-- begin --

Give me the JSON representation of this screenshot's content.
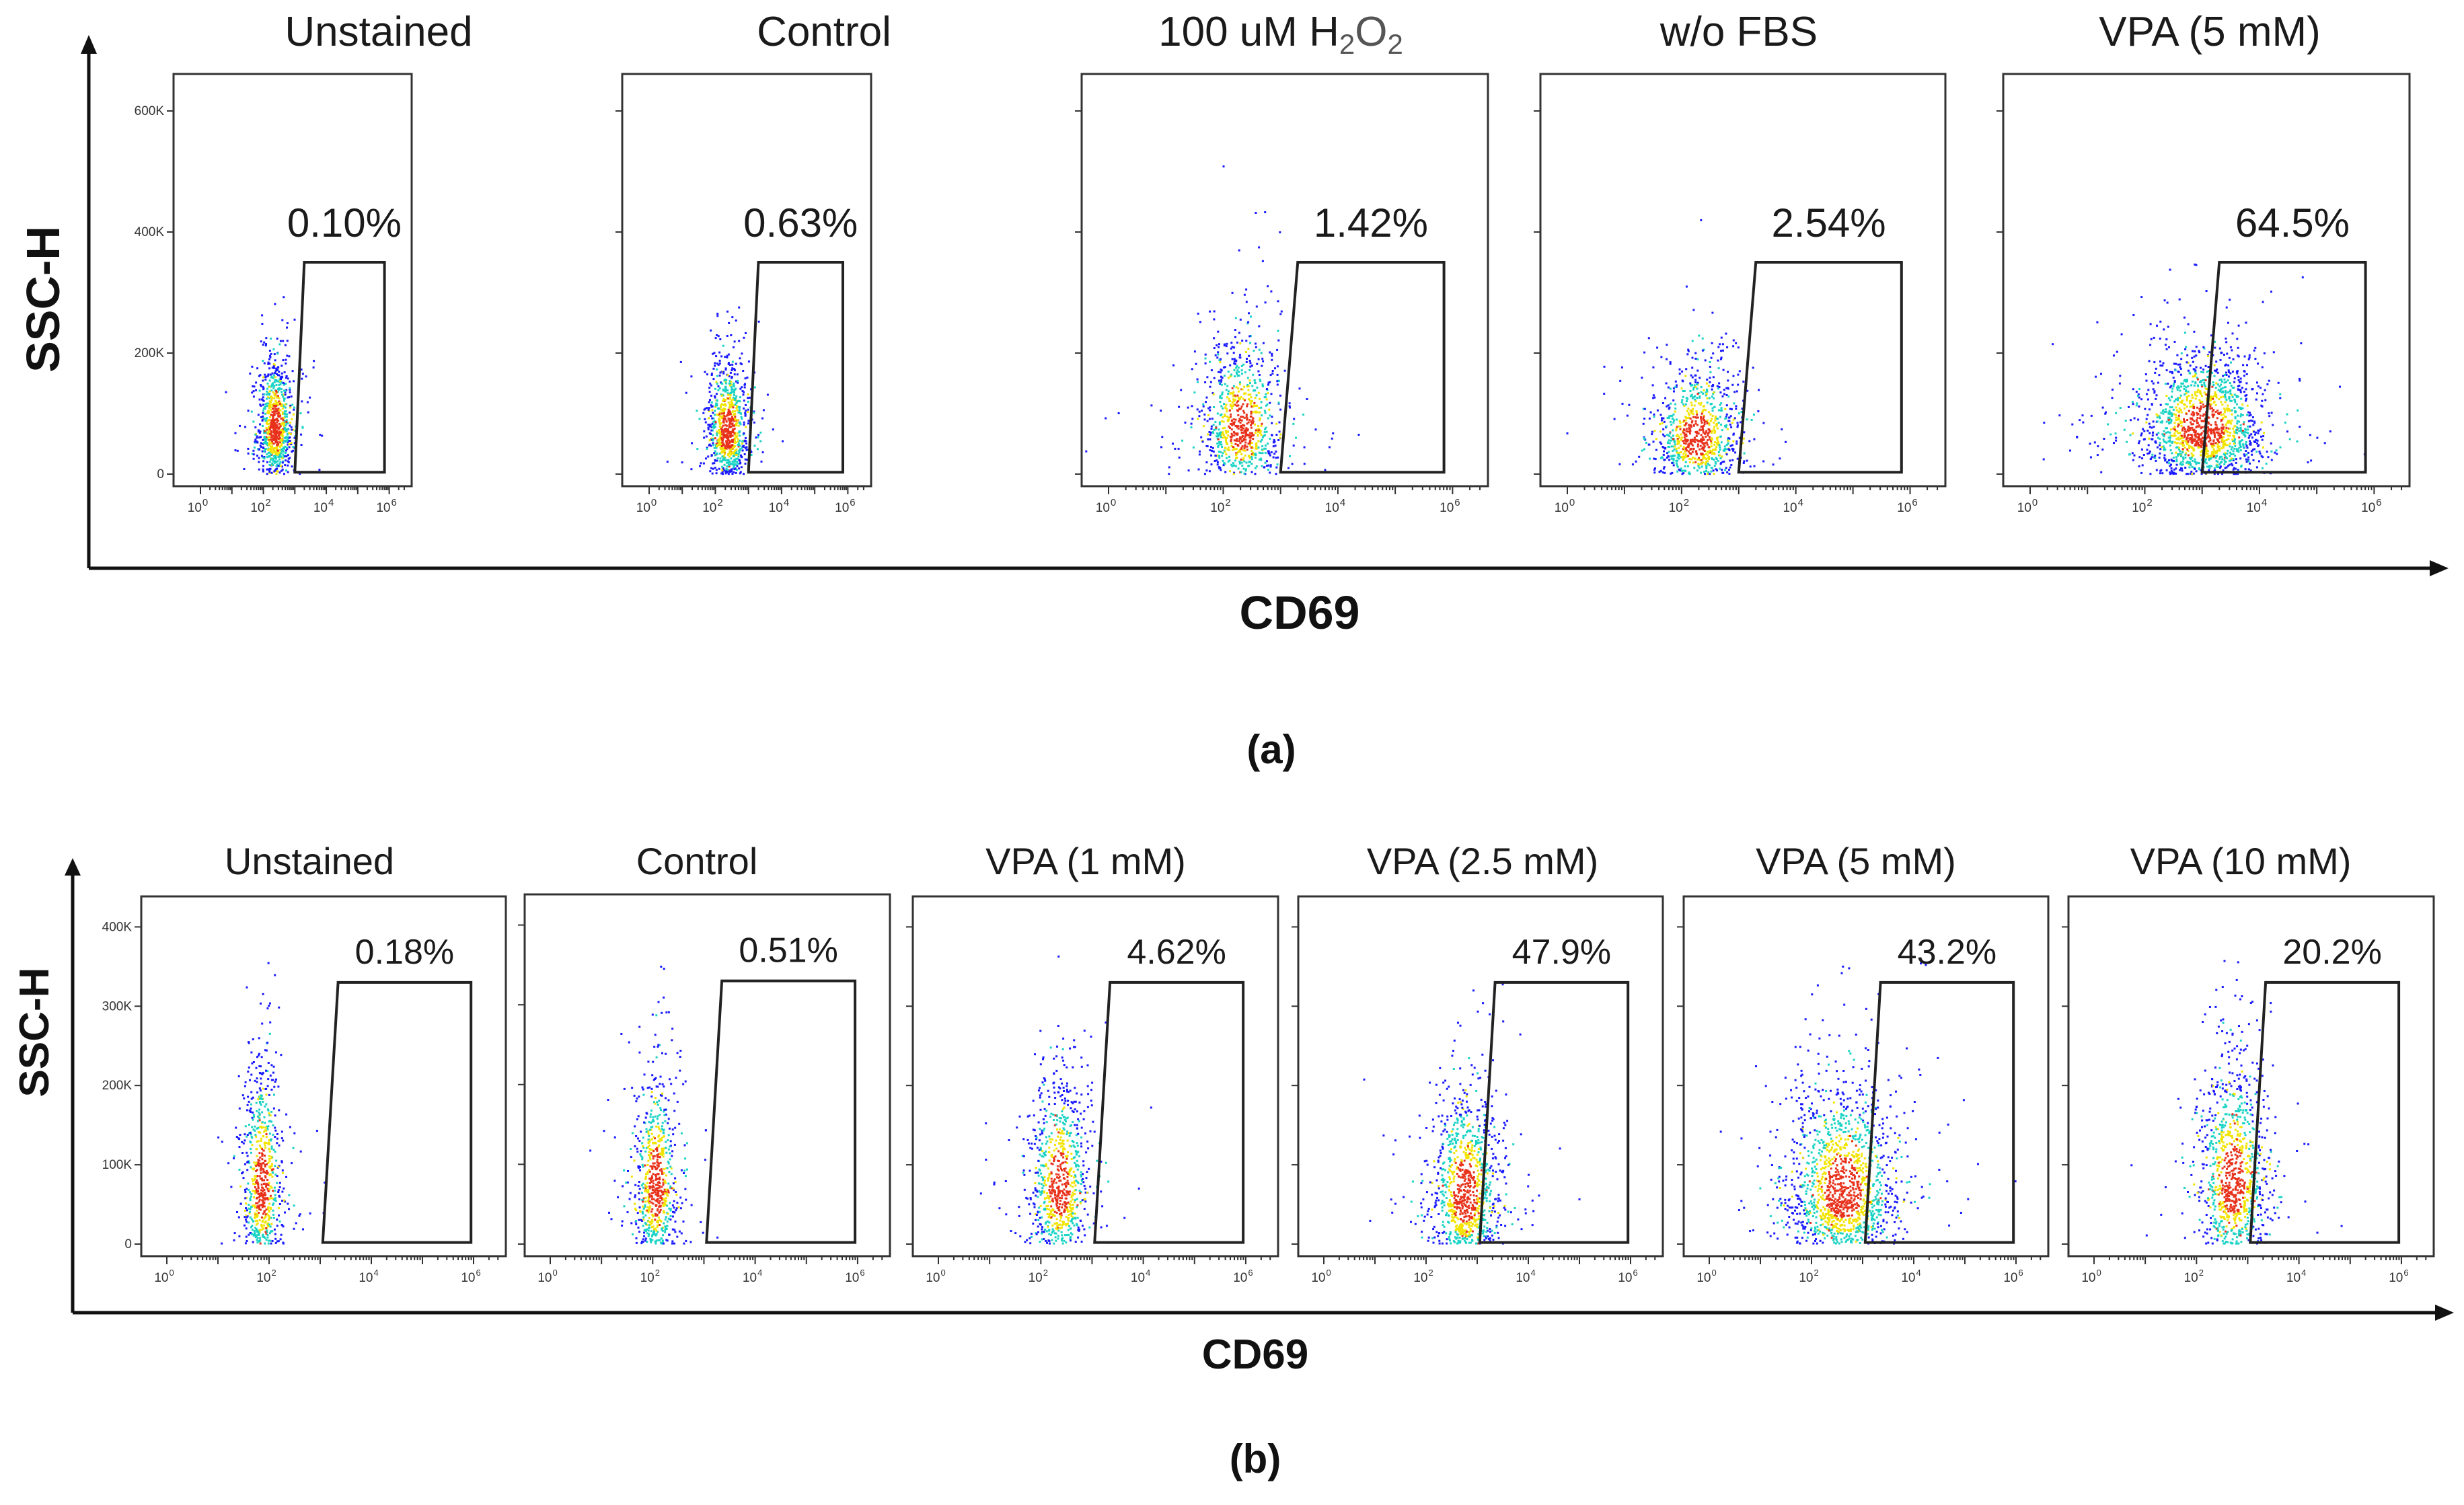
{
  "chart_data": [
    {
      "type": "scatter",
      "label": "(a)",
      "ylabel": "SSC-H",
      "xlabel": "CD69",
      "x_scale": "log",
      "x_ticks": [
        "10",
        "10",
        "10",
        "10"
      ],
      "x_tick_exponents": [
        "0",
        "2",
        "4",
        "6"
      ],
      "x_tick_values": [
        1,
        100,
        10000,
        1000000
      ],
      "y_ticks": [
        "0",
        "200K",
        "400K",
        "600K"
      ],
      "y_tick_values": [
        0,
        200000,
        400000,
        600000
      ],
      "ylim": [
        0,
        650000
      ],
      "panels": [
        {
          "title": "Unstained",
          "gate_percent": "0.10%"
        },
        {
          "title": "Control",
          "gate_percent": "0.63%"
        },
        {
          "title": "100 uM H",
          "title_sub1": "2",
          "title_mid": "O",
          "title_sub2": "2",
          "gate_percent": "1.42%"
        },
        {
          "title": "w/o FBS",
          "gate_percent": "2.54%"
        },
        {
          "title": "VPA  (5 mM)",
          "gate_percent": "64.5%"
        }
      ]
    },
    {
      "type": "scatter",
      "label": "(b)",
      "ylabel": "SSC-H",
      "xlabel": "CD69",
      "x_scale": "log",
      "x_ticks": [
        "10",
        "10",
        "10",
        "10"
      ],
      "x_tick_exponents": [
        "0",
        "2",
        "4",
        "6"
      ],
      "x_tick_values": [
        1,
        100,
        10000,
        1000000
      ],
      "y_ticks": [
        "0",
        "100K",
        "200K",
        "300K",
        "400K"
      ],
      "y_tick_values": [
        0,
        100000,
        200000,
        300000,
        400000
      ],
      "ylim": [
        0,
        430000
      ],
      "panels": [
        {
          "title": "Unstained",
          "gate_percent": "0.18%"
        },
        {
          "title": "Control",
          "gate_percent": "0.51%"
        },
        {
          "title": "VPA  (1 mM)",
          "gate_percent": "4.62%"
        },
        {
          "title": "VPA  (2.5 mM)",
          "gate_percent": "47.9%"
        },
        {
          "title": "VPA  (5 mM)",
          "gate_percent": "43.2%"
        },
        {
          "title": "VPA  (10 mM)",
          "gate_percent": "20.2%"
        }
      ]
    }
  ],
  "colors": {
    "density_low": "#1a1aff",
    "density_mid": "#19d3c5",
    "density_high": "#f2e400",
    "density_peak": "#e8311b",
    "axis": "#111111"
  }
}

-- end --

Repeat each entry exactly. Pictures do not belong in the copy.

= Answer to the task =
Give me the JSON representation of this screenshot's content.
{
  "chart_data": [
    {
      "type": "scatter",
      "label": "(a)",
      "ylabel": "SSC-H",
      "xlabel": "CD69",
      "x_scale": "log",
      "x_ticks": [
        "10",
        "10",
        "10",
        "10"
      ],
      "x_tick_exponents": [
        "0",
        "2",
        "4",
        "6"
      ],
      "x_tick_values": [
        1,
        100,
        10000,
        1000000
      ],
      "y_ticks": [
        "0",
        "200K",
        "400K",
        "600K"
      ],
      "y_tick_values": [
        0,
        200000,
        400000,
        600000
      ],
      "ylim": [
        0,
        650000
      ],
      "panels": [
        {
          "title": "Unstained",
          "gate_percent": "0.10%"
        },
        {
          "title": "Control",
          "gate_percent": "0.63%"
        },
        {
          "title": "100 uM H",
          "title_sub1": "2",
          "title_mid": "O",
          "title_sub2": "2",
          "gate_percent": "1.42%"
        },
        {
          "title": "w/o FBS",
          "gate_percent": "2.54%"
        },
        {
          "title": "VPA  (5 mM)",
          "gate_percent": "64.5%"
        }
      ]
    },
    {
      "type": "scatter",
      "label": "(b)",
      "ylabel": "SSC-H",
      "xlabel": "CD69",
      "x_scale": "log",
      "x_ticks": [
        "10",
        "10",
        "10",
        "10"
      ],
      "x_tick_exponents": [
        "0",
        "2",
        "4",
        "6"
      ],
      "x_tick_values": [
        1,
        100,
        10000,
        1000000
      ],
      "y_ticks": [
        "0",
        "100K",
        "200K",
        "300K",
        "400K"
      ],
      "y_tick_values": [
        0,
        100000,
        200000,
        300000,
        400000
      ],
      "ylim": [
        0,
        430000
      ],
      "panels": [
        {
          "title": "Unstained",
          "gate_percent": "0.18%"
        },
        {
          "title": "Control",
          "gate_percent": "0.51%"
        },
        {
          "title": "VPA  (1 mM)",
          "gate_percent": "4.62%"
        },
        {
          "title": "VPA  (2.5 mM)",
          "gate_percent": "47.9%"
        },
        {
          "title": "VPA  (5 mM)",
          "gate_percent": "43.2%"
        },
        {
          "title": "VPA  (10 mM)",
          "gate_percent": "20.2%"
        }
      ]
    }
  ],
  "colors": {
    "density_low": "#1a1aff",
    "density_mid": "#19d3c5",
    "density_high": "#f2e400",
    "density_peak": "#e8311b",
    "axis": "#111111"
  }
}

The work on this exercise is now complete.